(Source data)
========================================================================

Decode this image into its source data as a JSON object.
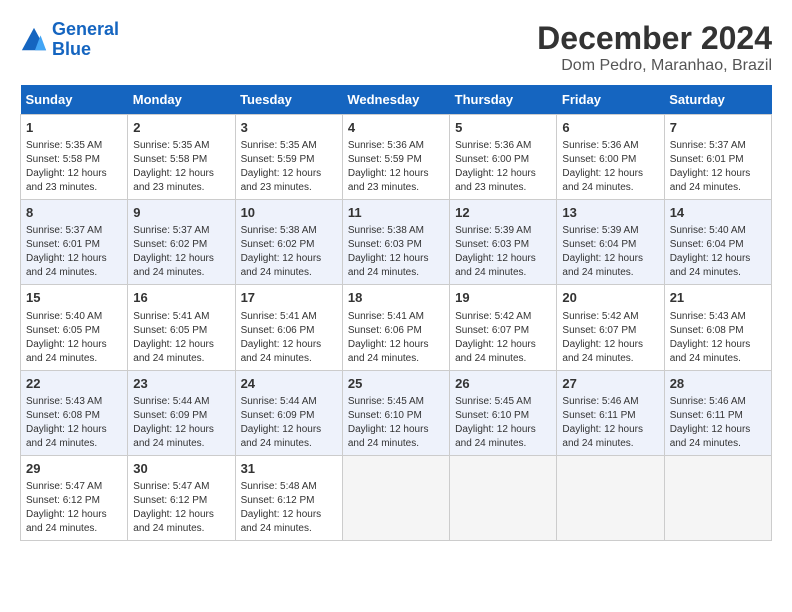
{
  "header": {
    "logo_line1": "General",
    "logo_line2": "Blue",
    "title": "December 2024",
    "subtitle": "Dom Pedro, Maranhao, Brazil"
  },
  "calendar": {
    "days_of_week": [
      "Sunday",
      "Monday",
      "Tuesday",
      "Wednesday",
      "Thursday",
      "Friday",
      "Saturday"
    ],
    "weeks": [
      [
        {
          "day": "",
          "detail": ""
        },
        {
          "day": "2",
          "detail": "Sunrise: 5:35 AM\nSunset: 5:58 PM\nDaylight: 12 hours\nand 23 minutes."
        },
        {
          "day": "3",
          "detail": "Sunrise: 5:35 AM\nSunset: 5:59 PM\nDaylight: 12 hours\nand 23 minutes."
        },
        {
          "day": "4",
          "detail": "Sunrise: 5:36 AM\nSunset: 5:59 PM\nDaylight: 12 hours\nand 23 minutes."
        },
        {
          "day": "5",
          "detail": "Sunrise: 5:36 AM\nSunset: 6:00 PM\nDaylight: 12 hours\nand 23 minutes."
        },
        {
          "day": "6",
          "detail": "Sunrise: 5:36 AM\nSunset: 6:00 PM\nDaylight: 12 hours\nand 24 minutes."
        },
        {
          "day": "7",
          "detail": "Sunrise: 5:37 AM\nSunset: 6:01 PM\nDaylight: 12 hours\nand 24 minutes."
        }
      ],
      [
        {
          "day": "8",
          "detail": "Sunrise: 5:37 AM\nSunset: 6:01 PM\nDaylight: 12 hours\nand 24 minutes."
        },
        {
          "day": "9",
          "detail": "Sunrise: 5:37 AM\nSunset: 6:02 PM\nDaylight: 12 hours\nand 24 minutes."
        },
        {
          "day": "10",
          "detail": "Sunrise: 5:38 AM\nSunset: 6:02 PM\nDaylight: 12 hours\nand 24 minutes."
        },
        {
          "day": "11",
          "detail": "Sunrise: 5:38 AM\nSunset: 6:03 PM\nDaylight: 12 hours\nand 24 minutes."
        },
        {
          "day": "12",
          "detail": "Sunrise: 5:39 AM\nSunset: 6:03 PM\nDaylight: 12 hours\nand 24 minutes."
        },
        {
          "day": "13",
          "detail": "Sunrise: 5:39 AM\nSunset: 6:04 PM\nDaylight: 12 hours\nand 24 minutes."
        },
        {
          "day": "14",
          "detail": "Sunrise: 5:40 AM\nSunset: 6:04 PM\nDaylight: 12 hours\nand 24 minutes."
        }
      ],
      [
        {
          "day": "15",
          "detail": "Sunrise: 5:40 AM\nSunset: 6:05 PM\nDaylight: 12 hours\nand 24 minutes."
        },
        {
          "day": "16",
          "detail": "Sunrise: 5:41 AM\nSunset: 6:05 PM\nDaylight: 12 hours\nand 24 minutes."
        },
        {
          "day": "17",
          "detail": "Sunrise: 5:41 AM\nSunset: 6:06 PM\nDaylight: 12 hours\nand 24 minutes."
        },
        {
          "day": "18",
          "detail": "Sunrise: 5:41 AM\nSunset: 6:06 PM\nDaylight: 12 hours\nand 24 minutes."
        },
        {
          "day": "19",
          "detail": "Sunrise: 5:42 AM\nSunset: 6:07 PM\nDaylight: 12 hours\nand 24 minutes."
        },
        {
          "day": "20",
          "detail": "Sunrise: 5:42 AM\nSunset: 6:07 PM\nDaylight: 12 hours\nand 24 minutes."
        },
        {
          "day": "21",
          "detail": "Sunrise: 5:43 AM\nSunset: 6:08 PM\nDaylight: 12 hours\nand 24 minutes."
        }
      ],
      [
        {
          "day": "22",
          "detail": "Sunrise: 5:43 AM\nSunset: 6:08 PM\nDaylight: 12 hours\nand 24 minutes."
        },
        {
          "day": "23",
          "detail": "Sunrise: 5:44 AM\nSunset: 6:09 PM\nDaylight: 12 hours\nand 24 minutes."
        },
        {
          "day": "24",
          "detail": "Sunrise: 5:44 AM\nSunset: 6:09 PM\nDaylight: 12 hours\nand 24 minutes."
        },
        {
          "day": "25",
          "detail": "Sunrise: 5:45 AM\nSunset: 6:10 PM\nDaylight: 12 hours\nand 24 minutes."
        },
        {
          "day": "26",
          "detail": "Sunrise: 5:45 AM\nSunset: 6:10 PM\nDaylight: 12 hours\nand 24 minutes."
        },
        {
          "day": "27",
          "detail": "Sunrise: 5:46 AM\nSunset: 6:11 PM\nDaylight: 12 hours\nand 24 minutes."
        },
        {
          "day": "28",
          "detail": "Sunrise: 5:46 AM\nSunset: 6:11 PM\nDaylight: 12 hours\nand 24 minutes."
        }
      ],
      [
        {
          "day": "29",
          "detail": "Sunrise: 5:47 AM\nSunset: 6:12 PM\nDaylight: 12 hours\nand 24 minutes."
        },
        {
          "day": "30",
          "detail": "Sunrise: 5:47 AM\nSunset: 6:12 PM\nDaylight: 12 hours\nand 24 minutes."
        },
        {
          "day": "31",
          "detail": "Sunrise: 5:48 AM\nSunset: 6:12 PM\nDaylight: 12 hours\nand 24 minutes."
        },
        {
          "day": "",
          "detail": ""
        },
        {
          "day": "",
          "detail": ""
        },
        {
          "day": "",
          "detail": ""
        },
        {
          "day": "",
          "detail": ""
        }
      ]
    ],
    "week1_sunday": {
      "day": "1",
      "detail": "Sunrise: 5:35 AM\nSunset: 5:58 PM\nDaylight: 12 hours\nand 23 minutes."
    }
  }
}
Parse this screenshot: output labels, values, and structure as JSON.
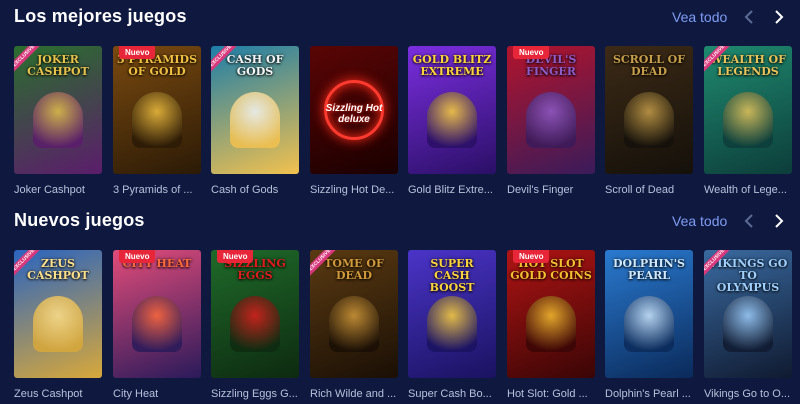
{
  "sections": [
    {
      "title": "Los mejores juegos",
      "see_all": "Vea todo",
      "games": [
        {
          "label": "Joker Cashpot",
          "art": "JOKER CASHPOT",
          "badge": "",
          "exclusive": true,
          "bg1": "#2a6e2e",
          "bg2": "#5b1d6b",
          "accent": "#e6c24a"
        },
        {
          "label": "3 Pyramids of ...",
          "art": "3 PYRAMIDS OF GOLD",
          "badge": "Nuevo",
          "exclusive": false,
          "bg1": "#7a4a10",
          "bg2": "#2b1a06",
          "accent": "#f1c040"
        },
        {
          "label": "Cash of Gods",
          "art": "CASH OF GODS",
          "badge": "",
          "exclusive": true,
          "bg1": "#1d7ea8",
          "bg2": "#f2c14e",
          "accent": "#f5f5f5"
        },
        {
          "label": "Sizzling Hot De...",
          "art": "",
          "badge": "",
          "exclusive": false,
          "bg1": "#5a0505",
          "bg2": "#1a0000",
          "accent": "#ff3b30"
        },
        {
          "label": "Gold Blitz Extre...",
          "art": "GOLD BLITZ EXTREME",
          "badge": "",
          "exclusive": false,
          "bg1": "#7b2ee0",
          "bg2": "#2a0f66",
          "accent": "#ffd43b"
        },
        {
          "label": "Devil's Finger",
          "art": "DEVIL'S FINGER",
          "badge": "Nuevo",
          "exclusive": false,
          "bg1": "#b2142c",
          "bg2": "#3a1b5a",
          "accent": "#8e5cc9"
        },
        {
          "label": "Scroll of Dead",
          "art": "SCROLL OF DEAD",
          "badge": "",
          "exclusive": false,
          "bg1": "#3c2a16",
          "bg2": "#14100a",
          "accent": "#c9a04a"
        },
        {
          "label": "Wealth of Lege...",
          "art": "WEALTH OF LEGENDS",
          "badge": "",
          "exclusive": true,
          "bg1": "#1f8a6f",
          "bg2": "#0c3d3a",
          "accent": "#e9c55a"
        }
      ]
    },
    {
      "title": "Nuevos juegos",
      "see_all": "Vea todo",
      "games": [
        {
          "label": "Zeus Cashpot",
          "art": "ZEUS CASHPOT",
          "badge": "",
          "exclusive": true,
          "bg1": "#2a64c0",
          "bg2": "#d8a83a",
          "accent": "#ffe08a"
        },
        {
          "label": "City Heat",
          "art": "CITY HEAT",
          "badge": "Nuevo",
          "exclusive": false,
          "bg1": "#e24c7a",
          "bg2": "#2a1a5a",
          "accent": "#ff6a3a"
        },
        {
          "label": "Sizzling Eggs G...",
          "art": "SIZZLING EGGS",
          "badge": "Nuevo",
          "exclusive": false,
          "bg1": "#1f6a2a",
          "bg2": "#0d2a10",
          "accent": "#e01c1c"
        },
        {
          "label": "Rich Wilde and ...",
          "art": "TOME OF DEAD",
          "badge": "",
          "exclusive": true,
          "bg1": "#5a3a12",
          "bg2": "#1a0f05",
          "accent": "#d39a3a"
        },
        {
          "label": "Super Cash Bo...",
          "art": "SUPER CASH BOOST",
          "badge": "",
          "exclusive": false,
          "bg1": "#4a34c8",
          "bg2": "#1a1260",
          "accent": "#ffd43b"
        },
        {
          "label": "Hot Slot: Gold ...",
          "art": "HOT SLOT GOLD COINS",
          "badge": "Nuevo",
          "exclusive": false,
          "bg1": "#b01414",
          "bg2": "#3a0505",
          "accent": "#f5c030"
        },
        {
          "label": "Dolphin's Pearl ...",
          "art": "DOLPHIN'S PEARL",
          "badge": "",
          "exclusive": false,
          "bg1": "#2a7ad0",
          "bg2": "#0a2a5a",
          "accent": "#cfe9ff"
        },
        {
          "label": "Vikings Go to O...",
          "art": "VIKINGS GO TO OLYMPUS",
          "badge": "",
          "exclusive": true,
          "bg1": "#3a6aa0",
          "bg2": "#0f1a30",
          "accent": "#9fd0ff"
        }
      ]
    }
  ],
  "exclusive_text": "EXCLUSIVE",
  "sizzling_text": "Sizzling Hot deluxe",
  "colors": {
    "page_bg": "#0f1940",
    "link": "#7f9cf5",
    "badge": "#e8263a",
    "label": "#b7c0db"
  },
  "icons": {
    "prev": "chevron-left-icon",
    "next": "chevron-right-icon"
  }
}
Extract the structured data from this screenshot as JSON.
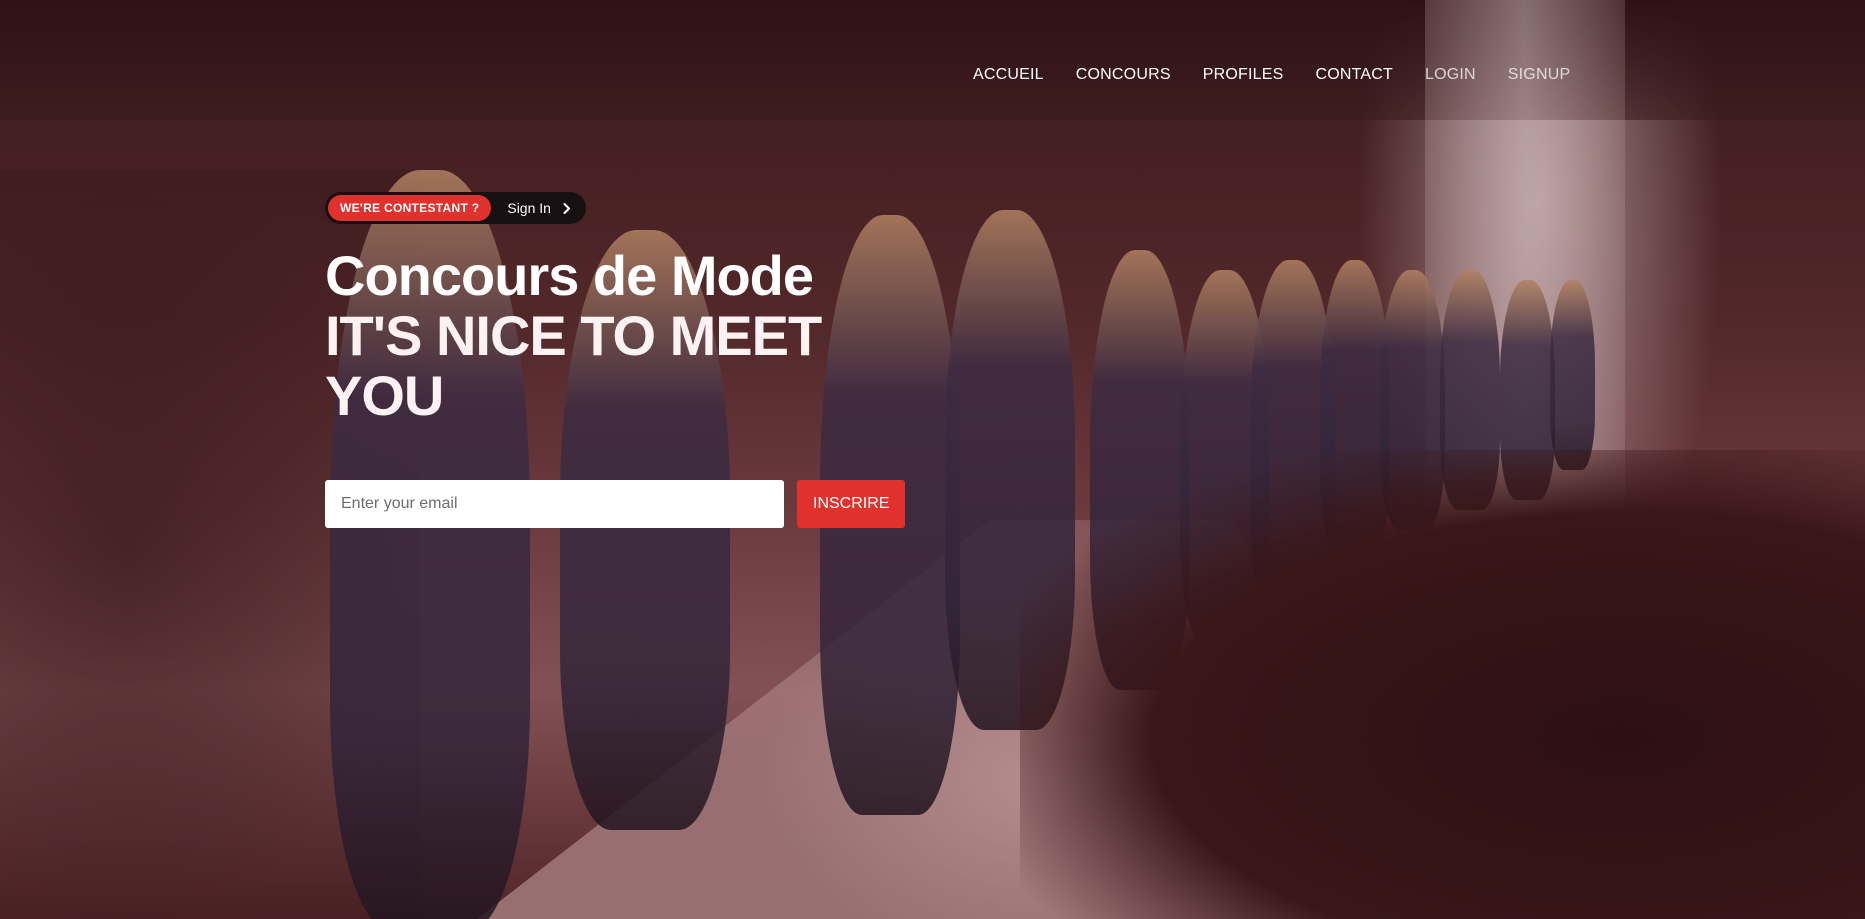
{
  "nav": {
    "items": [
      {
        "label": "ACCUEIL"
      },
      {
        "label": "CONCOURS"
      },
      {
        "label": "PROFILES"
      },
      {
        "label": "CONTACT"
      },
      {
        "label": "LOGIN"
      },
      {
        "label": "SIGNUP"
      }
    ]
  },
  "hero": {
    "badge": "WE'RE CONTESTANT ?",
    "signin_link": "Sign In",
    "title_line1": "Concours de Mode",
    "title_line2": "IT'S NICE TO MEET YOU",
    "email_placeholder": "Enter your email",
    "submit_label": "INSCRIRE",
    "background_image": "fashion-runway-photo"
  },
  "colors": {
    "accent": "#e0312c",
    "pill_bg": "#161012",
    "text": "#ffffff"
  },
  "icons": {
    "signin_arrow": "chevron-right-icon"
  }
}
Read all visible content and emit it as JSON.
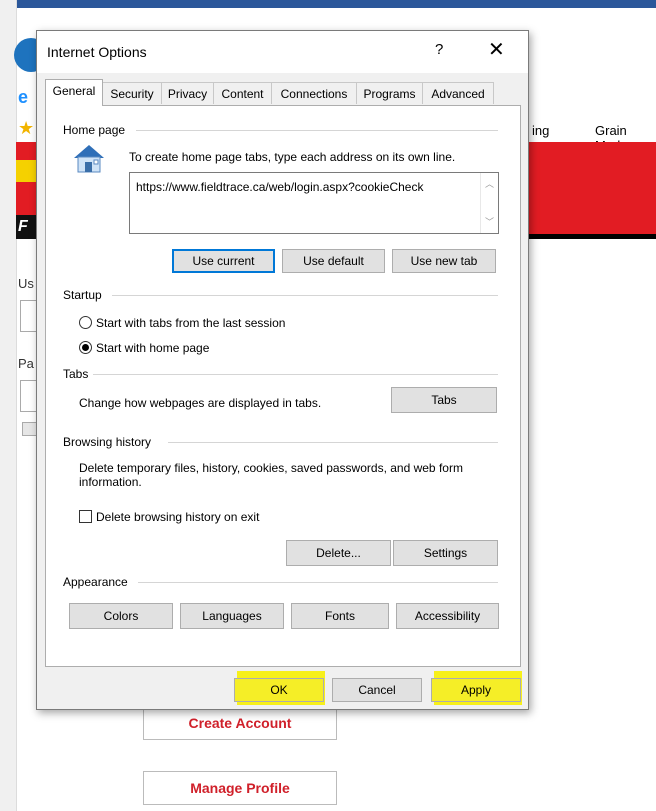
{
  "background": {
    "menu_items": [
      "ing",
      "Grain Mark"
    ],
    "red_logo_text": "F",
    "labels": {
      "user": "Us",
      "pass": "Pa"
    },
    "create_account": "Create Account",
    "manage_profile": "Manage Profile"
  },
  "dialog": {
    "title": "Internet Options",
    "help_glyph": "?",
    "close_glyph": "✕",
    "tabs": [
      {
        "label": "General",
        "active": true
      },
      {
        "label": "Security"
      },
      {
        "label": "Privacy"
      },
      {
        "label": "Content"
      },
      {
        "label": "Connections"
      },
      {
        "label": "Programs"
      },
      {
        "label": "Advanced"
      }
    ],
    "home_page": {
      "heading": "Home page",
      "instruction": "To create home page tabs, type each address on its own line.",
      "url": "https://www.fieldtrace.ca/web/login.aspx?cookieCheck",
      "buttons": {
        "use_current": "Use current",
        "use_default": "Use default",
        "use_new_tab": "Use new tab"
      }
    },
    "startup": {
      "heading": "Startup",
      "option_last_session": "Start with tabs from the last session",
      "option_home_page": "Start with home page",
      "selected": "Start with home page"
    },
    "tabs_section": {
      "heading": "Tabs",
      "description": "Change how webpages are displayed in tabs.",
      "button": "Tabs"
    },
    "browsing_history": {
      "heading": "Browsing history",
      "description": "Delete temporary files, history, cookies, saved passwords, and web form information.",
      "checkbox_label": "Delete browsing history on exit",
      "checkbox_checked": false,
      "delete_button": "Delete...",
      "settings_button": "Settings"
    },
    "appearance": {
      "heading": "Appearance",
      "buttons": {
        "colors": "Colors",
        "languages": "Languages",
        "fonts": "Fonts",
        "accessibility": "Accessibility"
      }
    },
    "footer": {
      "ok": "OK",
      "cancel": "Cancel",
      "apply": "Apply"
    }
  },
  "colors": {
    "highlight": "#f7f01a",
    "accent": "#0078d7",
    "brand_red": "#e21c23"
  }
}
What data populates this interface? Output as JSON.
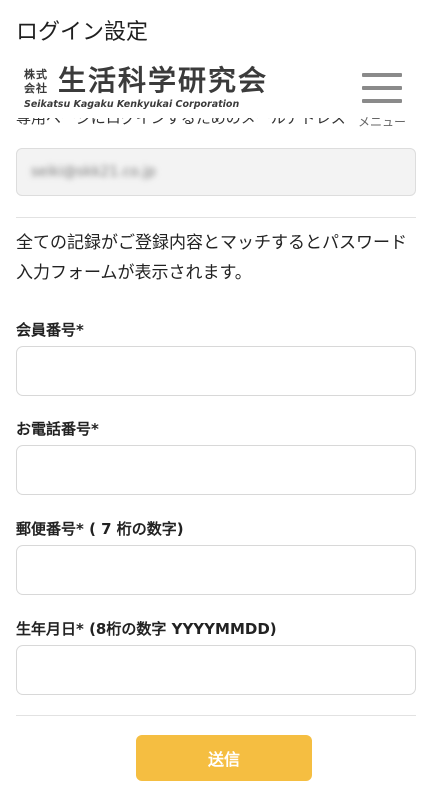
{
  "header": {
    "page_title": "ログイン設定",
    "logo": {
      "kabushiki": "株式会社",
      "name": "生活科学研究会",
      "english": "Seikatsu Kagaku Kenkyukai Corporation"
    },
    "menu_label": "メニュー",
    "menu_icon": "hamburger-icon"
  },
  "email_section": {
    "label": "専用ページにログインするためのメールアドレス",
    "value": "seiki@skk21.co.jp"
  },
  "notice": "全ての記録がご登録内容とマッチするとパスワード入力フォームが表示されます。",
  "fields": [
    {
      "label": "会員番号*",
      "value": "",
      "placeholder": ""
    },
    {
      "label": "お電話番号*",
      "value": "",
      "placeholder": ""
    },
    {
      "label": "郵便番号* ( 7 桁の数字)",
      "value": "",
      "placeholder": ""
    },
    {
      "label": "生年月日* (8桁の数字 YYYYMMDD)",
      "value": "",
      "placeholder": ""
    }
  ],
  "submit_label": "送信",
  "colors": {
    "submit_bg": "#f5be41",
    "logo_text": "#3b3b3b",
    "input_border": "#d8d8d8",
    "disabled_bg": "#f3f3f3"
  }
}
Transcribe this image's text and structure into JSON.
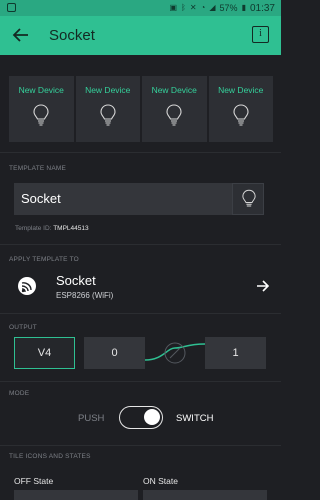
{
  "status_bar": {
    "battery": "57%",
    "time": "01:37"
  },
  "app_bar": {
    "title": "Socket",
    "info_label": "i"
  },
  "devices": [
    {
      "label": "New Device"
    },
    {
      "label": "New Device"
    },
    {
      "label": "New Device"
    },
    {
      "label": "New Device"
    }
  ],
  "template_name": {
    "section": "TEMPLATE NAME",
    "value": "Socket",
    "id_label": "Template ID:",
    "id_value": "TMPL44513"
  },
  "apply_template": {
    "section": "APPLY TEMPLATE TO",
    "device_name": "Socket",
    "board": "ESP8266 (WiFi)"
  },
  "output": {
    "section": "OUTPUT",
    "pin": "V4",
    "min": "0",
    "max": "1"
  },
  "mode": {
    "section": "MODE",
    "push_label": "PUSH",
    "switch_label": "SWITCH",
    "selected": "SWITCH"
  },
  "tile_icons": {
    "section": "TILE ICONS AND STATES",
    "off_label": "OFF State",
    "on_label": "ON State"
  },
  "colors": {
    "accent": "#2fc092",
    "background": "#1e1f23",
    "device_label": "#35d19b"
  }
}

========================================================================

> **Objective**:
Count the lines in the material above where the string "chevron" appears, then state only that count.

> **Completed exercise**:
3